• [Records from a collection]:
□ □ □ □ □

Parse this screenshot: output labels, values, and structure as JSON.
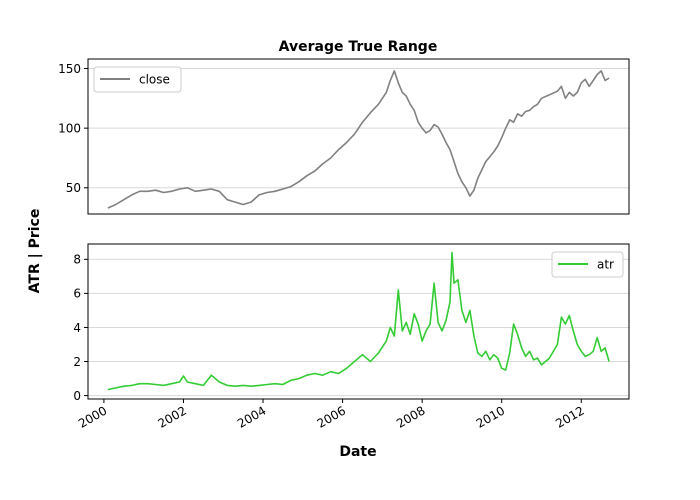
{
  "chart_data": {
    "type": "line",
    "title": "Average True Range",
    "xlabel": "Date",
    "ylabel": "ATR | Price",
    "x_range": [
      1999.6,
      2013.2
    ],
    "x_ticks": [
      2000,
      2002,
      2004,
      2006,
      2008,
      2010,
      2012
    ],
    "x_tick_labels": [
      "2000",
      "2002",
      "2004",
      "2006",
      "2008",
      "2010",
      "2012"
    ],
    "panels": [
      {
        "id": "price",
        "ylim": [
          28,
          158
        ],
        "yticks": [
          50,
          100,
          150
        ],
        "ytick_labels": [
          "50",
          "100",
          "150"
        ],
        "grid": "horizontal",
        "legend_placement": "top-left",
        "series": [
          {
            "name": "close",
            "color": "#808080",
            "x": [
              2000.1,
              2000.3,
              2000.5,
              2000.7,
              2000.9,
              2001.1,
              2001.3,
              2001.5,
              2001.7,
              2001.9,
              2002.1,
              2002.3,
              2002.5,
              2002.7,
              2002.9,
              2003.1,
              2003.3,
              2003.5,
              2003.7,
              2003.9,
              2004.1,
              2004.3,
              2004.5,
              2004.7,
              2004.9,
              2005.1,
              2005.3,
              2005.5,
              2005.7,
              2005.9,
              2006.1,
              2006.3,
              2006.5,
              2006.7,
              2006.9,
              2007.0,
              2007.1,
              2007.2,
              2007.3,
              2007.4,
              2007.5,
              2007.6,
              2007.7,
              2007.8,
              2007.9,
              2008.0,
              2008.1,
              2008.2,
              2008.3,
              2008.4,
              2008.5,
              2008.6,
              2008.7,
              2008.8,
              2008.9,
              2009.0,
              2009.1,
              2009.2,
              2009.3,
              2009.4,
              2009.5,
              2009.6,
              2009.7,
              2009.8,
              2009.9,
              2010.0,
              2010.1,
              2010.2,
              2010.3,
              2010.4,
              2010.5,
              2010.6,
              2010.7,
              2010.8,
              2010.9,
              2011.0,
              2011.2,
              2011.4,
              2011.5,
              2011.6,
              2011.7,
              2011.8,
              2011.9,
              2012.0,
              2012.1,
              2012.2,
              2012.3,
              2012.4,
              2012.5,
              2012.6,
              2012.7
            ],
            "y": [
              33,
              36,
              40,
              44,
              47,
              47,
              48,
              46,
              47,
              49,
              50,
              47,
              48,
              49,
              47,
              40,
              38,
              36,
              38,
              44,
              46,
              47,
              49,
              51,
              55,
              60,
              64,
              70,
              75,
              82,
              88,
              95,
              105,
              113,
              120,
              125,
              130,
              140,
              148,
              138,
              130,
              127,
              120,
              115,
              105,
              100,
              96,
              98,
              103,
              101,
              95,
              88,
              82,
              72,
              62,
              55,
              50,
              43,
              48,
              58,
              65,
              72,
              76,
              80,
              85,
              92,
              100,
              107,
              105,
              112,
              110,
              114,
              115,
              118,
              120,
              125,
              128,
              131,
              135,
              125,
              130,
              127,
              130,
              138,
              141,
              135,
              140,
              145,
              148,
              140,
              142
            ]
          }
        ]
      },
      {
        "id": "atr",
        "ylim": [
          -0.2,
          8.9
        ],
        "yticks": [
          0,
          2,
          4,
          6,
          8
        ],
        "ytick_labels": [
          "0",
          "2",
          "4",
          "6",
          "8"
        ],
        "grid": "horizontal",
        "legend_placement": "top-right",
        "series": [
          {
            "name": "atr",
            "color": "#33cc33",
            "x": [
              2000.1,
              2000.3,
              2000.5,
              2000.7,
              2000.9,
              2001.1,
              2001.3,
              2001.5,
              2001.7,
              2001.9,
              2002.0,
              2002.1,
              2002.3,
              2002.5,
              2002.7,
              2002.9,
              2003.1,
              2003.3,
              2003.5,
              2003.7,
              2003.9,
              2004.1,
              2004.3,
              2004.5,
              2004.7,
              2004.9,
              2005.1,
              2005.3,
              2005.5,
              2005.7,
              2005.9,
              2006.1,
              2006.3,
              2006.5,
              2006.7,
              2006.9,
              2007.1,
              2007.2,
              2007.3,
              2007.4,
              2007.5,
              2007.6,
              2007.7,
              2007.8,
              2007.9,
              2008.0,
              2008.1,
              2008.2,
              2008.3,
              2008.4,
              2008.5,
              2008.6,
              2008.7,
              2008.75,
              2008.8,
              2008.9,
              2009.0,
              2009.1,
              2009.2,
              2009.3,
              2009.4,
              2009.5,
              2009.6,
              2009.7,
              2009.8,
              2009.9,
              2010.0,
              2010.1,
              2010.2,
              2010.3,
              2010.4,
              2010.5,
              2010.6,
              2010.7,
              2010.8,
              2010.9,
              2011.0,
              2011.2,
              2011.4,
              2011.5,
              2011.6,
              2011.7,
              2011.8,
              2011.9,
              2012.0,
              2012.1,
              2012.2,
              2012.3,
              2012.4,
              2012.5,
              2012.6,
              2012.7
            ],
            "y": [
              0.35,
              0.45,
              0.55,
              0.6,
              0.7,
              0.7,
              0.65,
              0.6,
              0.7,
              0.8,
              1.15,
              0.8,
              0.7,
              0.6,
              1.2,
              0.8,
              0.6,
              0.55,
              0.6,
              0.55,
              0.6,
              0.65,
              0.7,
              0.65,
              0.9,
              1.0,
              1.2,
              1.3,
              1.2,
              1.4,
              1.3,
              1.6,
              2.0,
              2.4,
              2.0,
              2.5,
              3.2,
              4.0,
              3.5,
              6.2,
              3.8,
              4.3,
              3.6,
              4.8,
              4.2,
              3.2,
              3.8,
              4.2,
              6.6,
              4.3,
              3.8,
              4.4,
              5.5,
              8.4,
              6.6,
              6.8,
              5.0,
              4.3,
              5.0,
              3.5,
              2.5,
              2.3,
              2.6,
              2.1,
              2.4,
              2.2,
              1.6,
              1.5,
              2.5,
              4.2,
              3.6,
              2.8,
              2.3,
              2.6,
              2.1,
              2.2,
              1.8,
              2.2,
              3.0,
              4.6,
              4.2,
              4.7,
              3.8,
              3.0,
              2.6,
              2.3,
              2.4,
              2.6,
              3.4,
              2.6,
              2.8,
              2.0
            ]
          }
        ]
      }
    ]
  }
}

□ □ □ □ □

• [To be done]: Copy the material exactly. Do not include the pictures.

• [Finished task]:
Parse this screenshot: output labels, values, and structure as JSON.
{
  "chart_data": {
    "type": "line",
    "title": "Average True Range",
    "xlabel": "Date",
    "ylabel": "ATR | Price",
    "x_range": [
      1999.6,
      2013.2
    ],
    "x_ticks": [
      2000,
      2002,
      2004,
      2006,
      2008,
      2010,
      2012
    ],
    "x_tick_labels": [
      "2000",
      "2002",
      "2004",
      "2006",
      "2008",
      "2010",
      "2012"
    ],
    "panels": [
      {
        "id": "price",
        "ylim": [
          28,
          158
        ],
        "yticks": [
          50,
          100,
          150
        ],
        "ytick_labels": [
          "50",
          "100",
          "150"
        ],
        "grid": "horizontal",
        "legend_placement": "top-left",
        "series": [
          {
            "name": "close",
            "color": "#808080",
            "x": [
              2000.1,
              2000.3,
              2000.5,
              2000.7,
              2000.9,
              2001.1,
              2001.3,
              2001.5,
              2001.7,
              2001.9,
              2002.1,
              2002.3,
              2002.5,
              2002.7,
              2002.9,
              2003.1,
              2003.3,
              2003.5,
              2003.7,
              2003.9,
              2004.1,
              2004.3,
              2004.5,
              2004.7,
              2004.9,
              2005.1,
              2005.3,
              2005.5,
              2005.7,
              2005.9,
              2006.1,
              2006.3,
              2006.5,
              2006.7,
              2006.9,
              2007.0,
              2007.1,
              2007.2,
              2007.3,
              2007.4,
              2007.5,
              2007.6,
              2007.7,
              2007.8,
              2007.9,
              2008.0,
              2008.1,
              2008.2,
              2008.3,
              2008.4,
              2008.5,
              2008.6,
              2008.7,
              2008.8,
              2008.9,
              2009.0,
              2009.1,
              2009.2,
              2009.3,
              2009.4,
              2009.5,
              2009.6,
              2009.7,
              2009.8,
              2009.9,
              2010.0,
              2010.1,
              2010.2,
              2010.3,
              2010.4,
              2010.5,
              2010.6,
              2010.7,
              2010.8,
              2010.9,
              2011.0,
              2011.2,
              2011.4,
              2011.5,
              2011.6,
              2011.7,
              2011.8,
              2011.9,
              2012.0,
              2012.1,
              2012.2,
              2012.3,
              2012.4,
              2012.5,
              2012.6,
              2012.7
            ],
            "y": [
              33,
              36,
              40,
              44,
              47,
              47,
              48,
              46,
              47,
              49,
              50,
              47,
              48,
              49,
              47,
              40,
              38,
              36,
              38,
              44,
              46,
              47,
              49,
              51,
              55,
              60,
              64,
              70,
              75,
              82,
              88,
              95,
              105,
              113,
              120,
              125,
              130,
              140,
              148,
              138,
              130,
              127,
              120,
              115,
              105,
              100,
              96,
              98,
              103,
              101,
              95,
              88,
              82,
              72,
              62,
              55,
              50,
              43,
              48,
              58,
              65,
              72,
              76,
              80,
              85,
              92,
              100,
              107,
              105,
              112,
              110,
              114,
              115,
              118,
              120,
              125,
              128,
              131,
              135,
              125,
              130,
              127,
              130,
              138,
              141,
              135,
              140,
              145,
              148,
              140,
              142
            ]
          }
        ]
      },
      {
        "id": "atr",
        "ylim": [
          -0.2,
          8.9
        ],
        "yticks": [
          0,
          2,
          4,
          6,
          8
        ],
        "ytick_labels": [
          "0",
          "2",
          "4",
          "6",
          "8"
        ],
        "grid": "horizontal",
        "legend_placement": "top-right",
        "series": [
          {
            "name": "atr",
            "color": "#33cc33",
            "x": [
              2000.1,
              2000.3,
              2000.5,
              2000.7,
              2000.9,
              2001.1,
              2001.3,
              2001.5,
              2001.7,
              2001.9,
              2002.0,
              2002.1,
              2002.3,
              2002.5,
              2002.7,
              2002.9,
              2003.1,
              2003.3,
              2003.5,
              2003.7,
              2003.9,
              2004.1,
              2004.3,
              2004.5,
              2004.7,
              2004.9,
              2005.1,
              2005.3,
              2005.5,
              2005.7,
              2005.9,
              2006.1,
              2006.3,
              2006.5,
              2006.7,
              2006.9,
              2007.1,
              2007.2,
              2007.3,
              2007.4,
              2007.5,
              2007.6,
              2007.7,
              2007.8,
              2007.9,
              2008.0,
              2008.1,
              2008.2,
              2008.3,
              2008.4,
              2008.5,
              2008.6,
              2008.7,
              2008.75,
              2008.8,
              2008.9,
              2009.0,
              2009.1,
              2009.2,
              2009.3,
              2009.4,
              2009.5,
              2009.6,
              2009.7,
              2009.8,
              2009.9,
              2010.0,
              2010.1,
              2010.2,
              2010.3,
              2010.4,
              2010.5,
              2010.6,
              2010.7,
              2010.8,
              2010.9,
              2011.0,
              2011.2,
              2011.4,
              2011.5,
              2011.6,
              2011.7,
              2011.8,
              2011.9,
              2012.0,
              2012.1,
              2012.2,
              2012.3,
              2012.4,
              2012.5,
              2012.6,
              2012.7
            ],
            "y": [
              0.35,
              0.45,
              0.55,
              0.6,
              0.7,
              0.7,
              0.65,
              0.6,
              0.7,
              0.8,
              1.15,
              0.8,
              0.7,
              0.6,
              1.2,
              0.8,
              0.6,
              0.55,
              0.6,
              0.55,
              0.6,
              0.65,
              0.7,
              0.65,
              0.9,
              1.0,
              1.2,
              1.3,
              1.2,
              1.4,
              1.3,
              1.6,
              2.0,
              2.4,
              2.0,
              2.5,
              3.2,
              4.0,
              3.5,
              6.2,
              3.8,
              4.3,
              3.6,
              4.8,
              4.2,
              3.2,
              3.8,
              4.2,
              6.6,
              4.3,
              3.8,
              4.4,
              5.5,
              8.4,
              6.6,
              6.8,
              5.0,
              4.3,
              5.0,
              3.5,
              2.5,
              2.3,
              2.6,
              2.1,
              2.4,
              2.2,
              1.6,
              1.5,
              2.5,
              4.2,
              3.6,
              2.8,
              2.3,
              2.6,
              2.1,
              2.2,
              1.8,
              2.2,
              3.0,
              4.6,
              4.2,
              4.7,
              3.8,
              3.0,
              2.6,
              2.3,
              2.4,
              2.6,
              3.4,
              2.6,
              2.8,
              2.0
            ]
          }
        ]
      }
    ]
  }
}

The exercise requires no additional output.